··· GIVEN RECORDS ···
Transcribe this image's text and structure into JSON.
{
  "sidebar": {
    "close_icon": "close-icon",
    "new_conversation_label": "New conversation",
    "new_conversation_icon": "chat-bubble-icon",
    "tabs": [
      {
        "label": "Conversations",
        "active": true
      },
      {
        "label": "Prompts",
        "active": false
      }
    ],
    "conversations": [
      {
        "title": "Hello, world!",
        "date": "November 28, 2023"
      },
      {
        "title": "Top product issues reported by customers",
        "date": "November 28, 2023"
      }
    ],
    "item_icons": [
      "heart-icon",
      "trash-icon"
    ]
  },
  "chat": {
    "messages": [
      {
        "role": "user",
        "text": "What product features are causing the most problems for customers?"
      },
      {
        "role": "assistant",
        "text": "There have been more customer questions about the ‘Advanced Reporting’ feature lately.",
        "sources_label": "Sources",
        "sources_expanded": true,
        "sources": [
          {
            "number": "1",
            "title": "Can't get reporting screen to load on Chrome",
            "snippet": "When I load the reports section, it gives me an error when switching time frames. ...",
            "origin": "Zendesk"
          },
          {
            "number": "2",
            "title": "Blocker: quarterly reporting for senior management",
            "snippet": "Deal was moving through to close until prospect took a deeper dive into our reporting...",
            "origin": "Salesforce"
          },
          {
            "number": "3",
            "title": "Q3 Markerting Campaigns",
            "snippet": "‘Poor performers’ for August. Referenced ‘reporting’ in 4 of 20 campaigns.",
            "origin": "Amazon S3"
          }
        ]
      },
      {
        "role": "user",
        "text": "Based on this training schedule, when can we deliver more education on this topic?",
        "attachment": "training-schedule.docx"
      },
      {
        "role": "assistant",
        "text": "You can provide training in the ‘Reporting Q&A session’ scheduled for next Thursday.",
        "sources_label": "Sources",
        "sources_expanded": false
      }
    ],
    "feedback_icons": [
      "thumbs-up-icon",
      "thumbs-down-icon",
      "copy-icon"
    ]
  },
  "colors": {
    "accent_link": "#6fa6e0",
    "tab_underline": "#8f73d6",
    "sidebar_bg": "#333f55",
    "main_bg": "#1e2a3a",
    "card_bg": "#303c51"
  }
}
···
* REQUIREMENTS *
Each record above should be restated word for word.

* FINAL RESULT *
Transcribe this image's text and structure into JSON.
{
  "sidebar": {
    "close_icon": "close-icon",
    "new_conversation_label": "New conversation",
    "new_conversation_icon": "chat-bubble-icon",
    "tabs": [
      {
        "label": "Conversations",
        "active": true
      },
      {
        "label": "Prompts",
        "active": false
      }
    ],
    "conversations": [
      {
        "title": "Hello, world!",
        "date": "November 28, 2023"
      },
      {
        "title": "Top product issues reported by customers",
        "date": "November 28, 2023"
      }
    ],
    "item_icons": [
      "heart-icon",
      "trash-icon"
    ]
  },
  "chat": {
    "messages": [
      {
        "role": "user",
        "text": "What product features are causing the most problems for customers?"
      },
      {
        "role": "assistant",
        "text": "There have been more customer questions about the ‘Advanced Reporting’ feature lately.",
        "sources_label": "Sources",
        "sources_expanded": true,
        "sources": [
          {
            "number": "1",
            "title": "Can't get reporting screen to load on Chrome",
            "snippet": "When I load the reports section, it gives me an error when switching time frames. ...",
            "origin": "Zendesk"
          },
          {
            "number": "2",
            "title": "Blocker: quarterly reporting for senior management",
            "snippet": "Deal was moving through to close until prospect took a deeper dive into our reporting...",
            "origin": "Salesforce"
          },
          {
            "number": "3",
            "title": "Q3 Markerting Campaigns",
            "snippet": "‘Poor performers’ for August. Referenced ‘reporting’ in 4 of 20 campaigns.",
            "origin": "Amazon S3"
          }
        ]
      },
      {
        "role": "user",
        "text": "Based on this training schedule, when can we deliver more education on this topic?",
        "attachment": "training-schedule.docx"
      },
      {
        "role": "assistant",
        "text": "You can provide training in the ‘Reporting Q&A session’ scheduled for next Thursday.",
        "sources_label": "Sources",
        "sources_expanded": false
      }
    ],
    "feedback_icons": [
      "thumbs-up-icon",
      "thumbs-down-icon",
      "copy-icon"
    ]
  },
  "colors": {
    "accent_link": "#6fa6e0",
    "tab_underline": "#8f73d6",
    "sidebar_bg": "#333f55",
    "main_bg": "#1e2a3a",
    "card_bg": "#303c51"
  }
}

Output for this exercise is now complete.